* Short exercise:
Extract each line bearing the word "resolver".

* Supplied material:
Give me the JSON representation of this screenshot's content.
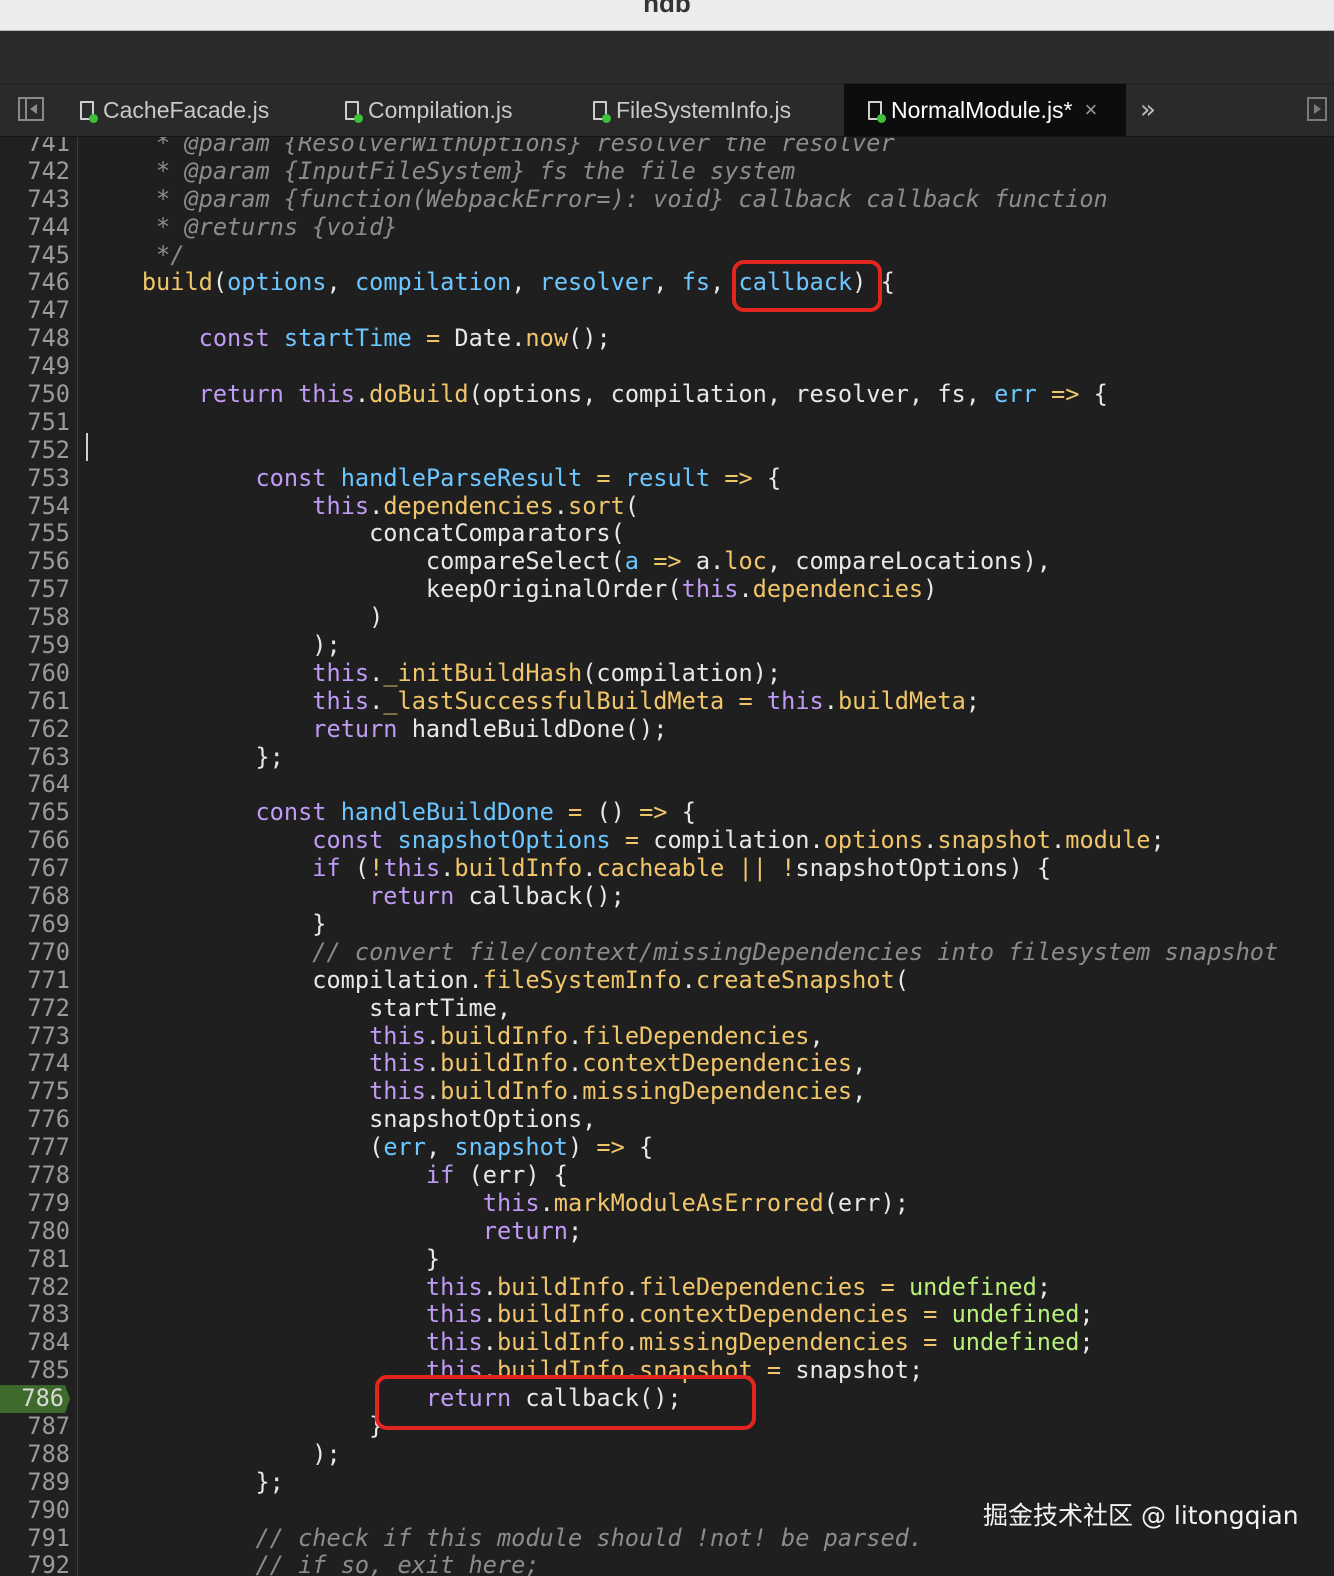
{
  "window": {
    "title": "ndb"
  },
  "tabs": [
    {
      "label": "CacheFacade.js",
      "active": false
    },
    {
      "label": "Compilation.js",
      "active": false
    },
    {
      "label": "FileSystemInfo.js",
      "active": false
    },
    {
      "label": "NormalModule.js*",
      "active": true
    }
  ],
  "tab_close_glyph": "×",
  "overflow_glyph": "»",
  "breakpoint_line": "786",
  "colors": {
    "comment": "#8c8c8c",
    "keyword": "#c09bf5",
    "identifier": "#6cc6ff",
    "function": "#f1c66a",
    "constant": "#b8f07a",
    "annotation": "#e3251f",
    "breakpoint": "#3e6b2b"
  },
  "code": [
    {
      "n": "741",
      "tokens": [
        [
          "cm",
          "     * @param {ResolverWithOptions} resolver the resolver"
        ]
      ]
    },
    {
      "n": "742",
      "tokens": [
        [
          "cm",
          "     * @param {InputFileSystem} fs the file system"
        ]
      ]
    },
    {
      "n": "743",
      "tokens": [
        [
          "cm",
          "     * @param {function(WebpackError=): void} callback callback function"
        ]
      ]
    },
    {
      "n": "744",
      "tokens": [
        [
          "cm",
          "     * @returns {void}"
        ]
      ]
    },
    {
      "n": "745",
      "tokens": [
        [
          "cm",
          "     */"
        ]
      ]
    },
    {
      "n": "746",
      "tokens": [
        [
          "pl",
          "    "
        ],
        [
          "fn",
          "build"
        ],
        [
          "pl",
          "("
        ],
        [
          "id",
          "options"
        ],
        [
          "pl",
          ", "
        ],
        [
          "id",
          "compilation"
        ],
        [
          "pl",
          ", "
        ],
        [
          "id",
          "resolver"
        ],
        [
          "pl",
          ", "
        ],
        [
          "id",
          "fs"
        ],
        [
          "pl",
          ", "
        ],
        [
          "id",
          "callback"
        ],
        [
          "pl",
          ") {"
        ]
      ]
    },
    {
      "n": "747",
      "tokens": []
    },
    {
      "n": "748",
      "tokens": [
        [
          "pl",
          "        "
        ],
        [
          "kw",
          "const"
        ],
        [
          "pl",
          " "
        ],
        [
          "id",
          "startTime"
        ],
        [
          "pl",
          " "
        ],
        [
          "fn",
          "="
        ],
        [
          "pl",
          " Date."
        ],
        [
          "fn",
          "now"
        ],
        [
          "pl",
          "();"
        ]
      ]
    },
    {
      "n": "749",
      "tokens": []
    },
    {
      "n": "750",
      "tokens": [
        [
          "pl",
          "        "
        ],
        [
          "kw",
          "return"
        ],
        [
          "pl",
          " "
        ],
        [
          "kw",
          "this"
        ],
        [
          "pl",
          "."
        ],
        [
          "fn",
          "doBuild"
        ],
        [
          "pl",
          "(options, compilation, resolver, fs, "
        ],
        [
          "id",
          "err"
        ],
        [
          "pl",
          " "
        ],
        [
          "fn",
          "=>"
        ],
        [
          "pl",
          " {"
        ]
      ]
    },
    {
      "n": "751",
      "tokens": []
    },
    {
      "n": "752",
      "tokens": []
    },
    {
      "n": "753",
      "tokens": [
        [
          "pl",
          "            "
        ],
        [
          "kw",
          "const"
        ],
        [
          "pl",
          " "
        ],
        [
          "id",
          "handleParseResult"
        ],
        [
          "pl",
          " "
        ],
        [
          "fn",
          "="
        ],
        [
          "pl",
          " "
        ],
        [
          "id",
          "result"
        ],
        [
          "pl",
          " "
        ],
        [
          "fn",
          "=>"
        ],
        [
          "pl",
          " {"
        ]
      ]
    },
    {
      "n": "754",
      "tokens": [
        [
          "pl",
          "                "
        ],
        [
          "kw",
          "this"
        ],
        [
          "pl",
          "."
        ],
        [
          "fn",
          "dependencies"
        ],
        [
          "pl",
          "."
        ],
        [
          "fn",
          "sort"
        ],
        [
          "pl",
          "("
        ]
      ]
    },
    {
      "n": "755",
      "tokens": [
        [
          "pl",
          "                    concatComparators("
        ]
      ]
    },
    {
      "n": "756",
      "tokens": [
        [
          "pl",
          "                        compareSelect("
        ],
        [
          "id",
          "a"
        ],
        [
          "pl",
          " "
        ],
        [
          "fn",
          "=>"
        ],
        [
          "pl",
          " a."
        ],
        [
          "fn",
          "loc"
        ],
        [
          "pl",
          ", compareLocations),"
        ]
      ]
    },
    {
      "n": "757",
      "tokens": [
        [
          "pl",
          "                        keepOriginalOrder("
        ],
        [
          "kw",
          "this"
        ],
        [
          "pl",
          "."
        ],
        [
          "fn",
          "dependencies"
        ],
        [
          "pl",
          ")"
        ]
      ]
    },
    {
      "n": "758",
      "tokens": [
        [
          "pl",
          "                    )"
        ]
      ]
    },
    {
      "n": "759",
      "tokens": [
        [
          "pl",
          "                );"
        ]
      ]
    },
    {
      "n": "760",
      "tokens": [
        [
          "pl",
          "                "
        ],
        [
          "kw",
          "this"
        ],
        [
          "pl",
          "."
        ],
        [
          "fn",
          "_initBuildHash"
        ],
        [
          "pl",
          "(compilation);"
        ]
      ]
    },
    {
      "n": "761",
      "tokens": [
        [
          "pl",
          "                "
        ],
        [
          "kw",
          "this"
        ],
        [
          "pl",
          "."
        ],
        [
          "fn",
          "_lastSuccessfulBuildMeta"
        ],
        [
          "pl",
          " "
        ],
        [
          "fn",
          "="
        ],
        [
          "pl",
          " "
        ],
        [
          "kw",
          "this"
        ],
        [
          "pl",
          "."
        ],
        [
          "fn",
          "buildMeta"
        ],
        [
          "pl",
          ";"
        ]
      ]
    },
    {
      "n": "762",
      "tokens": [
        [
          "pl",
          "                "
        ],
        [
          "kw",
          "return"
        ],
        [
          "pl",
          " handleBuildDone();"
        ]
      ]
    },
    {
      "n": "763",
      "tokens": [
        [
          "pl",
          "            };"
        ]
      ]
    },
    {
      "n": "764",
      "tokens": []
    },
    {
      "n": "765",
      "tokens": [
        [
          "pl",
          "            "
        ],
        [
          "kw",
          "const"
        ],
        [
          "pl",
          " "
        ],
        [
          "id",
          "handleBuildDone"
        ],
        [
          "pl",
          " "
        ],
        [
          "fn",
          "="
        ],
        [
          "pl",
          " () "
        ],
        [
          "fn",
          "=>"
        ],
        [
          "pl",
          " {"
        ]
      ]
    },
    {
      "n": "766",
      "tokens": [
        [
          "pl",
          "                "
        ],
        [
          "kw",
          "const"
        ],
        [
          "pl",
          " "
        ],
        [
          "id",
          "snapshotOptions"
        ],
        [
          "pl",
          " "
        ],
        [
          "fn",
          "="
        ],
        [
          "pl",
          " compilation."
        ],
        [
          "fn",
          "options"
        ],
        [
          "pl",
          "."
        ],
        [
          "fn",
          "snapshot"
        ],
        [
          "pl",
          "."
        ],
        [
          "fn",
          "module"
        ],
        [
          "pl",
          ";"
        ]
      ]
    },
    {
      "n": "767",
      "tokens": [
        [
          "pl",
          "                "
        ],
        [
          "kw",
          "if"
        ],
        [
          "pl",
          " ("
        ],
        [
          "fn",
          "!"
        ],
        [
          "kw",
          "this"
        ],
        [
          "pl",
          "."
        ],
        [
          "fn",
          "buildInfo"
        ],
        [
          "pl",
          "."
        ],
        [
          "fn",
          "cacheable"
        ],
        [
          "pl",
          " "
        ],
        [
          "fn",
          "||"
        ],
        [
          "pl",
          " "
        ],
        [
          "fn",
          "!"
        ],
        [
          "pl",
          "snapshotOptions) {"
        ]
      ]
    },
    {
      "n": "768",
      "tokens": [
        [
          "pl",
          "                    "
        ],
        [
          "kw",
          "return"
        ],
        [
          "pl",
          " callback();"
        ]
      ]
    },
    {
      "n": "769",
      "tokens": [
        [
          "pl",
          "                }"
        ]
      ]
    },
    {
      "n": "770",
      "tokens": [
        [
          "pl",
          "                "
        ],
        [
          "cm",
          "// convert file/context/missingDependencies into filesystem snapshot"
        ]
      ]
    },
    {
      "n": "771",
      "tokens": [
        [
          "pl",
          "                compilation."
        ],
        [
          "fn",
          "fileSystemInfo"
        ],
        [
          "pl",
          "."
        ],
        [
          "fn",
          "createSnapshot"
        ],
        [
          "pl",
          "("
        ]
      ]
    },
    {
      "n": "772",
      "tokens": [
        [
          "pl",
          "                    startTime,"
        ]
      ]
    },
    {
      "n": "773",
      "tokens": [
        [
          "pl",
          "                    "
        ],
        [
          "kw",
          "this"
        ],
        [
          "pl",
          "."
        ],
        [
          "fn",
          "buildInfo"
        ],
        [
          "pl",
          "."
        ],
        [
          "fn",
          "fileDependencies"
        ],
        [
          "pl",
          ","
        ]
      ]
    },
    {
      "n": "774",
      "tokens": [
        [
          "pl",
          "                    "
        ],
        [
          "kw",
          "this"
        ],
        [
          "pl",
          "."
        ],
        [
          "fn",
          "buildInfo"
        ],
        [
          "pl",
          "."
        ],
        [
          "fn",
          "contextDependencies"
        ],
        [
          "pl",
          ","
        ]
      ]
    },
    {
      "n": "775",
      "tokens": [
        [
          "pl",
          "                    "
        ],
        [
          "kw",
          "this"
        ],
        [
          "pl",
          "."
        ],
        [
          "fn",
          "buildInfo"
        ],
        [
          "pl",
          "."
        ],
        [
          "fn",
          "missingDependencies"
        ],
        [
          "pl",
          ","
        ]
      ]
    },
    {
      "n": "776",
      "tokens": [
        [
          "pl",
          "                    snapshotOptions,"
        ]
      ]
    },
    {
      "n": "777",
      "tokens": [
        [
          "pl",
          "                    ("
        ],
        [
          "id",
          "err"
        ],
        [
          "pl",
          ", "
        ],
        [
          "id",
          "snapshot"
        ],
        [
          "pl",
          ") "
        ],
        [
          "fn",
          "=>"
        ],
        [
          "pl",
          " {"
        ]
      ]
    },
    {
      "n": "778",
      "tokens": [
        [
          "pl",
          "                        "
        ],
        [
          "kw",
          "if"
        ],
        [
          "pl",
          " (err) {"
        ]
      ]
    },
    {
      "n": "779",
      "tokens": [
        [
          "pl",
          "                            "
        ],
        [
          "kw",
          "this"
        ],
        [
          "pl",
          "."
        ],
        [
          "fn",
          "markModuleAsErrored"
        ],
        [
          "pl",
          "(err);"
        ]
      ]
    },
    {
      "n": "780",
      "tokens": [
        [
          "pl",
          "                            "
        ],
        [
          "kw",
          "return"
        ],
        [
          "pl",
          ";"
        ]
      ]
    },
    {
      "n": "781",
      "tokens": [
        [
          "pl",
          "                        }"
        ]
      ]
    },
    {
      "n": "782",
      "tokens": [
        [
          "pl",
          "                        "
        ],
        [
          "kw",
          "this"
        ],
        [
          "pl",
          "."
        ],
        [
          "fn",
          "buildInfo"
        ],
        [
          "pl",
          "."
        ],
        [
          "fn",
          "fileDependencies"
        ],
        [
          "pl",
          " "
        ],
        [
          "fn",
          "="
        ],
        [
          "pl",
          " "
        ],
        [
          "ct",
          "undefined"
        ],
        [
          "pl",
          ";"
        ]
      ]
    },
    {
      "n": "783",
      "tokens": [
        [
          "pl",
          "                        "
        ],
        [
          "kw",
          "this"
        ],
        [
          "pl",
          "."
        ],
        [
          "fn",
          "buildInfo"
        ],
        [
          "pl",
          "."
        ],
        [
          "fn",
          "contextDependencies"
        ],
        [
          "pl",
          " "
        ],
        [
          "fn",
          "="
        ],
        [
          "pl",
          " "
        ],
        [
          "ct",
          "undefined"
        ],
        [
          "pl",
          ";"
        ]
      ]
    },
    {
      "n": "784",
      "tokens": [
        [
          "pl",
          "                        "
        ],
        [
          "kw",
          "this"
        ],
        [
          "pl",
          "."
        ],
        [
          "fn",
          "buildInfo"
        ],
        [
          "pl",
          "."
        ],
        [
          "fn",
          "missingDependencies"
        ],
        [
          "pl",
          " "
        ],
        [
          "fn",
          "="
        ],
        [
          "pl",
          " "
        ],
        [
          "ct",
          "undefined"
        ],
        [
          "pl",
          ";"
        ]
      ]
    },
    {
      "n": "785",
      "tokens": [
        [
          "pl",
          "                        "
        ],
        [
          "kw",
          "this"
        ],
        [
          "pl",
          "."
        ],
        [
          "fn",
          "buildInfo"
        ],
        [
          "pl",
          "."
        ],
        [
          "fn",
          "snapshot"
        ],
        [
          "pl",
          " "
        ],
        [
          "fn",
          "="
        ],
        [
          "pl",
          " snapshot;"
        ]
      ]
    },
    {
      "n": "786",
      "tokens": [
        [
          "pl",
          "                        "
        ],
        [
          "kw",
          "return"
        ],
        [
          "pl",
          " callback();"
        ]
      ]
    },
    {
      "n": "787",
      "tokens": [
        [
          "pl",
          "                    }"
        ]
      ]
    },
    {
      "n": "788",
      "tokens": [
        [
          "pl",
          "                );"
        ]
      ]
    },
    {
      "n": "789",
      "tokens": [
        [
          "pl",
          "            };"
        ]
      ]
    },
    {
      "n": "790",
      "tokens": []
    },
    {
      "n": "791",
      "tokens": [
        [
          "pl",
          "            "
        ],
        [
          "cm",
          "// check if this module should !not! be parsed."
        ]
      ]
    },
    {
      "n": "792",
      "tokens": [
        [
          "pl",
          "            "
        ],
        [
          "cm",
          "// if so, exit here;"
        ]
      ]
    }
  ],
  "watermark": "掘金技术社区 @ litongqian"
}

* Exercise answer:
          "     * @param {ResolverWithOptions} resolver the resolver"
          "resolver"
          "(options, compilation, resolver, fs, "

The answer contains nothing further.